Instructions to follow:
Write down every entry below once more, exactly.

Supplied records:
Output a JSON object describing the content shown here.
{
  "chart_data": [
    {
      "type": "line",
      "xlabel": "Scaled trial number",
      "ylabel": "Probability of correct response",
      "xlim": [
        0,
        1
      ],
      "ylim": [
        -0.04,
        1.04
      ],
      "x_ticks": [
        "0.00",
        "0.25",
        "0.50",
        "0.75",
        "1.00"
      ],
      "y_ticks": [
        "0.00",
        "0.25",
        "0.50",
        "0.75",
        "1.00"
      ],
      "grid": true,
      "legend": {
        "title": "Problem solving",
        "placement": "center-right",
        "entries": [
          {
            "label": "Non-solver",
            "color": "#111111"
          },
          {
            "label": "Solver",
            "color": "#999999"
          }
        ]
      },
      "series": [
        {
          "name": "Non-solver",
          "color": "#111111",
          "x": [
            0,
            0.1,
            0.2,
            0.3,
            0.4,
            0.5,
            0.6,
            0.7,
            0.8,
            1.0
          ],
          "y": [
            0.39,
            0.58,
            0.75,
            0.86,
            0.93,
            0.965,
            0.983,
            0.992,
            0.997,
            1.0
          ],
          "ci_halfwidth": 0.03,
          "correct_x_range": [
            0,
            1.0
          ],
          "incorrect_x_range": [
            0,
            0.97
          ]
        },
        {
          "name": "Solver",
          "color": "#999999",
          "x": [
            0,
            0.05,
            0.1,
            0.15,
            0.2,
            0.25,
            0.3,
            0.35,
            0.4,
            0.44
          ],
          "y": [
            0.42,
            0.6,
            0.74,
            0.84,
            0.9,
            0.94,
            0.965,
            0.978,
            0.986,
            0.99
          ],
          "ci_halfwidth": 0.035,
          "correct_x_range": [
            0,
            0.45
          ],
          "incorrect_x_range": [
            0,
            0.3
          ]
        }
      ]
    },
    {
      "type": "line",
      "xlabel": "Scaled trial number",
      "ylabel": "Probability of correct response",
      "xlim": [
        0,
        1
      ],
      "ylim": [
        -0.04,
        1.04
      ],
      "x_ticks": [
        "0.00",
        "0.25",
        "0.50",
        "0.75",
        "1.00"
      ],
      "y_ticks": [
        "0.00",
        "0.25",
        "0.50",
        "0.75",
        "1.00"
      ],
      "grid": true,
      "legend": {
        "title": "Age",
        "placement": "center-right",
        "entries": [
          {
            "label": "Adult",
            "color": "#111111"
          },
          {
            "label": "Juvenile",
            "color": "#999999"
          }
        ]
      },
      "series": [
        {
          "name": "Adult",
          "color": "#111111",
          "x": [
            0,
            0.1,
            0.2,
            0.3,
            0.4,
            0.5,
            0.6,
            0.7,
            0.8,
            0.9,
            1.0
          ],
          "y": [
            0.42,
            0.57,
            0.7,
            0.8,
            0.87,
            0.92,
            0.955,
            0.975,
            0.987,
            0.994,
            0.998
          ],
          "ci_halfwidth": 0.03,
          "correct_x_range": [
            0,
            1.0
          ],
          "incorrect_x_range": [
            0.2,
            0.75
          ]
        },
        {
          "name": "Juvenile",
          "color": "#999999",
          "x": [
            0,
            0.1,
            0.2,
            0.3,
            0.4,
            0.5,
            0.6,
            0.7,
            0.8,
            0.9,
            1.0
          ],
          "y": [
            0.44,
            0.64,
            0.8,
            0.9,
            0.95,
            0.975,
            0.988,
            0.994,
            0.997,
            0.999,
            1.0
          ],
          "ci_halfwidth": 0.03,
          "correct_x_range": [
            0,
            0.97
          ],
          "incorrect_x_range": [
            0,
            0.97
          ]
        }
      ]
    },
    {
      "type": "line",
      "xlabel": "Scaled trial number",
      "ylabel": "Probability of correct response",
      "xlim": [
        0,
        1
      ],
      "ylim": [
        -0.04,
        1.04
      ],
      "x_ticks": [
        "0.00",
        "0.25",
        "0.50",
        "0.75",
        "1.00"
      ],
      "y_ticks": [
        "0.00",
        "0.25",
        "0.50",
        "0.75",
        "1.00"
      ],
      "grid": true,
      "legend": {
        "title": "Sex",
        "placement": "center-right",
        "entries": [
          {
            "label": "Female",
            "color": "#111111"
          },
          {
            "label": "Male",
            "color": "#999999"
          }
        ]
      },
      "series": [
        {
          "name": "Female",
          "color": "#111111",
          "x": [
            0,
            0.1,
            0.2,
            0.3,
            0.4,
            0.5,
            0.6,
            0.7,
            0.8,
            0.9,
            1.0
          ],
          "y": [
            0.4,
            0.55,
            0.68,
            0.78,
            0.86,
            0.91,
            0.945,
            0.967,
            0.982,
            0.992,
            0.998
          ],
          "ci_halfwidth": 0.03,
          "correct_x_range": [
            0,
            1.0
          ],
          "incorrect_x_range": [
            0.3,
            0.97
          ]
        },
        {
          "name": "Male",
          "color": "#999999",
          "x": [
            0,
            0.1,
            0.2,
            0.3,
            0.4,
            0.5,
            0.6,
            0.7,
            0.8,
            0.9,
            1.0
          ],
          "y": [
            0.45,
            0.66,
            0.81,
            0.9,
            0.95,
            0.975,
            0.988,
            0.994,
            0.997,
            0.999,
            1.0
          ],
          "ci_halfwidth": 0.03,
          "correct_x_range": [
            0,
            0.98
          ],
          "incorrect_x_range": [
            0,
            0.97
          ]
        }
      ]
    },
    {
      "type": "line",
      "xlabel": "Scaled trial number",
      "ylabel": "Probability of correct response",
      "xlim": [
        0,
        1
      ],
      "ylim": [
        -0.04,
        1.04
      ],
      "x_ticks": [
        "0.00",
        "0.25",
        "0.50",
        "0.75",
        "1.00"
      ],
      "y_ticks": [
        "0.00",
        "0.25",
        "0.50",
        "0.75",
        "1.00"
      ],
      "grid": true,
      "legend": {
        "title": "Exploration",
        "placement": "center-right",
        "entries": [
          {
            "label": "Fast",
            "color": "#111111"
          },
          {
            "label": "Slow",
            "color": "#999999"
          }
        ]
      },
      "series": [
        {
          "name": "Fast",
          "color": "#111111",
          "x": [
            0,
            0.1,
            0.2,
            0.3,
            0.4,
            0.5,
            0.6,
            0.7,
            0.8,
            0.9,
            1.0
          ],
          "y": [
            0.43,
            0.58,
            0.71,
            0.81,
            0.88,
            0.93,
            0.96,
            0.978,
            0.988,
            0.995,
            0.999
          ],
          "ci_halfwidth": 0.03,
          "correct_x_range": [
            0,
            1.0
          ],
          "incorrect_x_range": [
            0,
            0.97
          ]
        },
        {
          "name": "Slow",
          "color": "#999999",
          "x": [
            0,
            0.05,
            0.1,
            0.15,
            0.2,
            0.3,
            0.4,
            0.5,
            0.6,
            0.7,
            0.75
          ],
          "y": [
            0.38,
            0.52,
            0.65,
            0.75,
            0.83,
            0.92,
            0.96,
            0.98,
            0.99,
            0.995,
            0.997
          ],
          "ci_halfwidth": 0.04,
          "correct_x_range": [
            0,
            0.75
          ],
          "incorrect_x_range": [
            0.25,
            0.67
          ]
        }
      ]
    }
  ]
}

Response below:
Output a JSON object describing the content shown here.
{
  "chart_data": [
    {
      "type": "line",
      "xlabel": "Scaled trial number",
      "ylabel": "Probability of correct response",
      "xlim": [
        0,
        1
      ],
      "ylim": [
        -0.04,
        1.04
      ],
      "x_ticks": [
        "0.00",
        "0.25",
        "0.50",
        "0.75",
        "1.00"
      ],
      "y_ticks": [
        "0.00",
        "0.25",
        "0.50",
        "0.75",
        "1.00"
      ],
      "grid": true,
      "legend": {
        "title": "Problem solving",
        "placement": "center-right",
        "entries": [
          {
            "label": "Non-solver",
            "color": "#111111"
          },
          {
            "label": "Solver",
            "color": "#999999"
          }
        ]
      },
      "series": [
        {
          "name": "Non-solver",
          "color": "#111111",
          "x": [
            0,
            0.1,
            0.2,
            0.3,
            0.4,
            0.5,
            0.6,
            0.7,
            0.8,
            1.0
          ],
          "y": [
            0.39,
            0.58,
            0.75,
            0.86,
            0.93,
            0.965,
            0.983,
            0.992,
            0.997,
            1.0
          ],
          "ci_halfwidth": 0.03,
          "correct_x_range": [
            0,
            1.0
          ],
          "incorrect_x_range": [
            0,
            0.97
          ]
        },
        {
          "name": "Solver",
          "color": "#999999",
          "x": [
            0,
            0.05,
            0.1,
            0.15,
            0.2,
            0.25,
            0.3,
            0.35,
            0.4,
            0.44
          ],
          "y": [
            0.42,
            0.6,
            0.74,
            0.84,
            0.9,
            0.94,
            0.965,
            0.978,
            0.986,
            0.99
          ],
          "ci_halfwidth": 0.035,
          "correct_x_range": [
            0,
            0.45
          ],
          "incorrect_x_range": [
            0,
            0.3
          ]
        }
      ]
    },
    {
      "type": "line",
      "xlabel": "Scaled trial number",
      "ylabel": "Probability of correct response",
      "xlim": [
        0,
        1
      ],
      "ylim": [
        -0.04,
        1.04
      ],
      "x_ticks": [
        "0.00",
        "0.25",
        "0.50",
        "0.75",
        "1.00"
      ],
      "y_ticks": [
        "0.00",
        "0.25",
        "0.50",
        "0.75",
        "1.00"
      ],
      "grid": true,
      "legend": {
        "title": "Age",
        "placement": "center-right",
        "entries": [
          {
            "label": "Adult",
            "color": "#111111"
          },
          {
            "label": "Juvenile",
            "color": "#999999"
          }
        ]
      },
      "series": [
        {
          "name": "Adult",
          "color": "#111111",
          "x": [
            0,
            0.1,
            0.2,
            0.3,
            0.4,
            0.5,
            0.6,
            0.7,
            0.8,
            0.9,
            1.0
          ],
          "y": [
            0.42,
            0.57,
            0.7,
            0.8,
            0.87,
            0.92,
            0.955,
            0.975,
            0.987,
            0.994,
            0.998
          ],
          "ci_halfwidth": 0.03,
          "correct_x_range": [
            0,
            1.0
          ],
          "incorrect_x_range": [
            0.2,
            0.75
          ]
        },
        {
          "name": "Juvenile",
          "color": "#999999",
          "x": [
            0,
            0.1,
            0.2,
            0.3,
            0.4,
            0.5,
            0.6,
            0.7,
            0.8,
            0.9,
            1.0
          ],
          "y": [
            0.44,
            0.64,
            0.8,
            0.9,
            0.95,
            0.975,
            0.988,
            0.994,
            0.997,
            0.999,
            1.0
          ],
          "ci_halfwidth": 0.03,
          "correct_x_range": [
            0,
            0.97
          ],
          "incorrect_x_range": [
            0,
            0.97
          ]
        }
      ]
    },
    {
      "type": "line",
      "xlabel": "Scaled trial number",
      "ylabel": "Probability of correct response",
      "xlim": [
        0,
        1
      ],
      "ylim": [
        -0.04,
        1.04
      ],
      "x_ticks": [
        "0.00",
        "0.25",
        "0.50",
        "0.75",
        "1.00"
      ],
      "y_ticks": [
        "0.00",
        "0.25",
        "0.50",
        "0.75",
        "1.00"
      ],
      "grid": true,
      "legend": {
        "title": "Sex",
        "placement": "center-right",
        "entries": [
          {
            "label": "Female",
            "color": "#111111"
          },
          {
            "label": "Male",
            "color": "#999999"
          }
        ]
      },
      "series": [
        {
          "name": "Female",
          "color": "#111111",
          "x": [
            0,
            0.1,
            0.2,
            0.3,
            0.4,
            0.5,
            0.6,
            0.7,
            0.8,
            0.9,
            1.0
          ],
          "y": [
            0.4,
            0.55,
            0.68,
            0.78,
            0.86,
            0.91,
            0.945,
            0.967,
            0.982,
            0.992,
            0.998
          ],
          "ci_halfwidth": 0.03,
          "correct_x_range": [
            0,
            1.0
          ],
          "incorrect_x_range": [
            0.3,
            0.97
          ]
        },
        {
          "name": "Male",
          "color": "#999999",
          "x": [
            0,
            0.1,
            0.2,
            0.3,
            0.4,
            0.5,
            0.6,
            0.7,
            0.8,
            0.9,
            1.0
          ],
          "y": [
            0.45,
            0.66,
            0.81,
            0.9,
            0.95,
            0.975,
            0.988,
            0.994,
            0.997,
            0.999,
            1.0
          ],
          "ci_halfwidth": 0.03,
          "correct_x_range": [
            0,
            0.98
          ],
          "incorrect_x_range": [
            0,
            0.97
          ]
        }
      ]
    },
    {
      "type": "line",
      "xlabel": "Scaled trial number",
      "ylabel": "Probability of correct response",
      "xlim": [
        0,
        1
      ],
      "ylim": [
        -0.04,
        1.04
      ],
      "x_ticks": [
        "0.00",
        "0.25",
        "0.50",
        "0.75",
        "1.00"
      ],
      "y_ticks": [
        "0.00",
        "0.25",
        "0.50",
        "0.75",
        "1.00"
      ],
      "grid": true,
      "legend": {
        "title": "Exploration",
        "placement": "center-right",
        "entries": [
          {
            "label": "Fast",
            "color": "#111111"
          },
          {
            "label": "Slow",
            "color": "#999999"
          }
        ]
      },
      "series": [
        {
          "name": "Fast",
          "color": "#111111",
          "x": [
            0,
            0.1,
            0.2,
            0.3,
            0.4,
            0.5,
            0.6,
            0.7,
            0.8,
            0.9,
            1.0
          ],
          "y": [
            0.43,
            0.58,
            0.71,
            0.81,
            0.88,
            0.93,
            0.96,
            0.978,
            0.988,
            0.995,
            0.999
          ],
          "ci_halfwidth": 0.03,
          "correct_x_range": [
            0,
            1.0
          ],
          "incorrect_x_range": [
            0,
            0.97
          ]
        },
        {
          "name": "Slow",
          "color": "#999999",
          "x": [
            0,
            0.05,
            0.1,
            0.15,
            0.2,
            0.3,
            0.4,
            0.5,
            0.6,
            0.7,
            0.75
          ],
          "y": [
            0.38,
            0.52,
            0.65,
            0.75,
            0.83,
            0.92,
            0.96,
            0.98,
            0.99,
            0.995,
            0.997
          ],
          "ci_halfwidth": 0.04,
          "correct_x_range": [
            0,
            0.75
          ],
          "incorrect_x_range": [
            0.25,
            0.67
          ]
        }
      ]
    }
  ]
}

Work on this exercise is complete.